#### STATED PROBLEM
Give the number of lines that contain the string "JSON", and nothing else.

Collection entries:
.....

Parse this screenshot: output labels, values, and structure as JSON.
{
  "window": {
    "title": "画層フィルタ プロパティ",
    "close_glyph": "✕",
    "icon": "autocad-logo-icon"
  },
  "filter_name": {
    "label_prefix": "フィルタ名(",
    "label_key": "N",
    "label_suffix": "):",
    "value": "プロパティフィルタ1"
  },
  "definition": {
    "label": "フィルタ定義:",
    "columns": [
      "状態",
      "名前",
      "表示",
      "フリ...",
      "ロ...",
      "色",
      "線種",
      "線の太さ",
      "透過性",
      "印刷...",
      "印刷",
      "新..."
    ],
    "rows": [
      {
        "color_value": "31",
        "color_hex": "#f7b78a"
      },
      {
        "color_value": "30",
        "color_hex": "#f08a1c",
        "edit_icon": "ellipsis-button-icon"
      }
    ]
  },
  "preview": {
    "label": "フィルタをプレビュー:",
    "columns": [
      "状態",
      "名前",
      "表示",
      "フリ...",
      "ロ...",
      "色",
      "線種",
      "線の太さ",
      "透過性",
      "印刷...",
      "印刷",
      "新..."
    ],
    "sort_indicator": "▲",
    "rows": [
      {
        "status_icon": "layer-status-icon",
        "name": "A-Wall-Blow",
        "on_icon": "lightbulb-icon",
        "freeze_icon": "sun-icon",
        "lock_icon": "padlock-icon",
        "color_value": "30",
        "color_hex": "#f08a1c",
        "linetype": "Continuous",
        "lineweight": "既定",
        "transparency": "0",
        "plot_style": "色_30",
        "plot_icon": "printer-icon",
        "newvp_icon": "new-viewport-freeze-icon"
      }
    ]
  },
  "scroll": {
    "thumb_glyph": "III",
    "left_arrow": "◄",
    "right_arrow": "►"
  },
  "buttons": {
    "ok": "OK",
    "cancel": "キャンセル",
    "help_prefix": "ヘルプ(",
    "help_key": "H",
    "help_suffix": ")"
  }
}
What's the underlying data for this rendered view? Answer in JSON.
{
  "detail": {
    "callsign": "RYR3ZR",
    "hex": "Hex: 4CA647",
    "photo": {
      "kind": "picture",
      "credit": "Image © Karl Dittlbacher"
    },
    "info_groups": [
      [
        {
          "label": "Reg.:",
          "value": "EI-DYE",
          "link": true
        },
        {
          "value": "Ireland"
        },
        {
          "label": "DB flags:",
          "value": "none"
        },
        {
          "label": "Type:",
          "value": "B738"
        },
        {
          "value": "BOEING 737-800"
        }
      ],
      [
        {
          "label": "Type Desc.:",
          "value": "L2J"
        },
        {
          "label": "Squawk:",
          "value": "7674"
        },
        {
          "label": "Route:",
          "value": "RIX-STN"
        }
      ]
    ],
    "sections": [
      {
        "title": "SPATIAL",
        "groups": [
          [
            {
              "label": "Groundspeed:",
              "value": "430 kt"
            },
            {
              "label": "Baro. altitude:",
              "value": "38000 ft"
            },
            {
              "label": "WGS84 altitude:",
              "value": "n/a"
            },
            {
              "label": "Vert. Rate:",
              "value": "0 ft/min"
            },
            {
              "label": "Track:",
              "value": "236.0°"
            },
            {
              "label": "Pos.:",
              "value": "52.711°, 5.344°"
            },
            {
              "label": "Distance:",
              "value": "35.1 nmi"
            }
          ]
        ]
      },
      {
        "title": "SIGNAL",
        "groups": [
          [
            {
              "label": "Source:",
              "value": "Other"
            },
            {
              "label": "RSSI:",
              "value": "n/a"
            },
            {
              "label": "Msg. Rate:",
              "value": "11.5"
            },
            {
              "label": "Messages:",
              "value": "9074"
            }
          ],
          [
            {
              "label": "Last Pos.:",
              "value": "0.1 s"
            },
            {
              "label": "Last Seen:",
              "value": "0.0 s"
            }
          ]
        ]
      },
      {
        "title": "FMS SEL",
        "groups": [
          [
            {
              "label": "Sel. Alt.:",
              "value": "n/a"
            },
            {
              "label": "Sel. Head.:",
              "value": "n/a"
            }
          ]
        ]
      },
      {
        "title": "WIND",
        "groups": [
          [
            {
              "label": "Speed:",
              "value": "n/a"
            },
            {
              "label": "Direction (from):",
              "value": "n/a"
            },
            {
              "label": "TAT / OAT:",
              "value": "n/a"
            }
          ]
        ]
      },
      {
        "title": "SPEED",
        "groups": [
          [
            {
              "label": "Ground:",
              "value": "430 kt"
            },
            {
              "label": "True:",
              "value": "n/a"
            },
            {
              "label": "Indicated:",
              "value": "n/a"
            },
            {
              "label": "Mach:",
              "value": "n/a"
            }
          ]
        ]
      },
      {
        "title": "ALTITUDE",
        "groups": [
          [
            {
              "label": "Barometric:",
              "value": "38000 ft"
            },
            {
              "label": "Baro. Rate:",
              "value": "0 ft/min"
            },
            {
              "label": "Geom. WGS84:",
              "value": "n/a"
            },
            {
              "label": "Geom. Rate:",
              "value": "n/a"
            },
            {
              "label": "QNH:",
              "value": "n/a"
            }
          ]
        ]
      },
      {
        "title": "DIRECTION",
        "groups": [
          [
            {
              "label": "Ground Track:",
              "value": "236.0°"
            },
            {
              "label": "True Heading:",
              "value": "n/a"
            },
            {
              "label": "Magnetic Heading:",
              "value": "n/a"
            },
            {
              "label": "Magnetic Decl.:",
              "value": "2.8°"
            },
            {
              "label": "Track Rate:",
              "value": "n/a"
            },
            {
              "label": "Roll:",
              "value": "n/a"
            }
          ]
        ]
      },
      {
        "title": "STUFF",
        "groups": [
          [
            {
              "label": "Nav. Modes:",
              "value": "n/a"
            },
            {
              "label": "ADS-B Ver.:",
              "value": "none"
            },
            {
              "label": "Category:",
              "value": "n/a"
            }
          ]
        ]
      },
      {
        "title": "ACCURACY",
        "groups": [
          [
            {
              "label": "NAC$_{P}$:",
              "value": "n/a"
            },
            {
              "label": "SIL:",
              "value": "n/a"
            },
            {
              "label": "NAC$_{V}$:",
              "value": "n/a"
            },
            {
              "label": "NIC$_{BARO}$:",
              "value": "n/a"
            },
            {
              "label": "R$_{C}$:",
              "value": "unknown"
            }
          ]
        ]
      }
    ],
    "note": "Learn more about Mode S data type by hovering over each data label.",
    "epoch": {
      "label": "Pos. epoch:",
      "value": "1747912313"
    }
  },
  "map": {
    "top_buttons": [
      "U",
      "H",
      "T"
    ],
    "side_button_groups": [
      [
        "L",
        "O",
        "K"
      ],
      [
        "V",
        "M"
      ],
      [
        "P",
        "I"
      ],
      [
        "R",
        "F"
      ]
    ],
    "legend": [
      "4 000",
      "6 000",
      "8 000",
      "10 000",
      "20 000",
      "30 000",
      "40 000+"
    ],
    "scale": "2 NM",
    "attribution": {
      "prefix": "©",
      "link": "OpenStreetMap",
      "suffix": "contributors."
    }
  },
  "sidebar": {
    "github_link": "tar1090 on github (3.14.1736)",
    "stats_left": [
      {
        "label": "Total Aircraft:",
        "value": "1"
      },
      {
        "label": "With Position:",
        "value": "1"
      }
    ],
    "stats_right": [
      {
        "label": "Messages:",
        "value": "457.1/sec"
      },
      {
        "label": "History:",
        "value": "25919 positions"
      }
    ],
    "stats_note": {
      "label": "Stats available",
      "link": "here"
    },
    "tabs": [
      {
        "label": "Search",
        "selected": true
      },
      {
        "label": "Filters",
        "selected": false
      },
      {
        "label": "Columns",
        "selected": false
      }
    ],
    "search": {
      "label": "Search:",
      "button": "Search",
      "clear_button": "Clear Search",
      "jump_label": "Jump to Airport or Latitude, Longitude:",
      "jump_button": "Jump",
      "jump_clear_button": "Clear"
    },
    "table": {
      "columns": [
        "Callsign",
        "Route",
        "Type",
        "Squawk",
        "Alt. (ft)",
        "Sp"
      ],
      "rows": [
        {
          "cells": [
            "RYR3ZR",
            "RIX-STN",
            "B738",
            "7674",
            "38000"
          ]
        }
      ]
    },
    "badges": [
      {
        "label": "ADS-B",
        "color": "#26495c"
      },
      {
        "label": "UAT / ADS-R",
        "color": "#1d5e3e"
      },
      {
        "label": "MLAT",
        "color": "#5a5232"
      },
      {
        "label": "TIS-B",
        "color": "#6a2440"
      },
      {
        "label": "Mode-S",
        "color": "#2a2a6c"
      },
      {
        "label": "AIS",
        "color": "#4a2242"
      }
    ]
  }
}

.....

#### ANSWER
2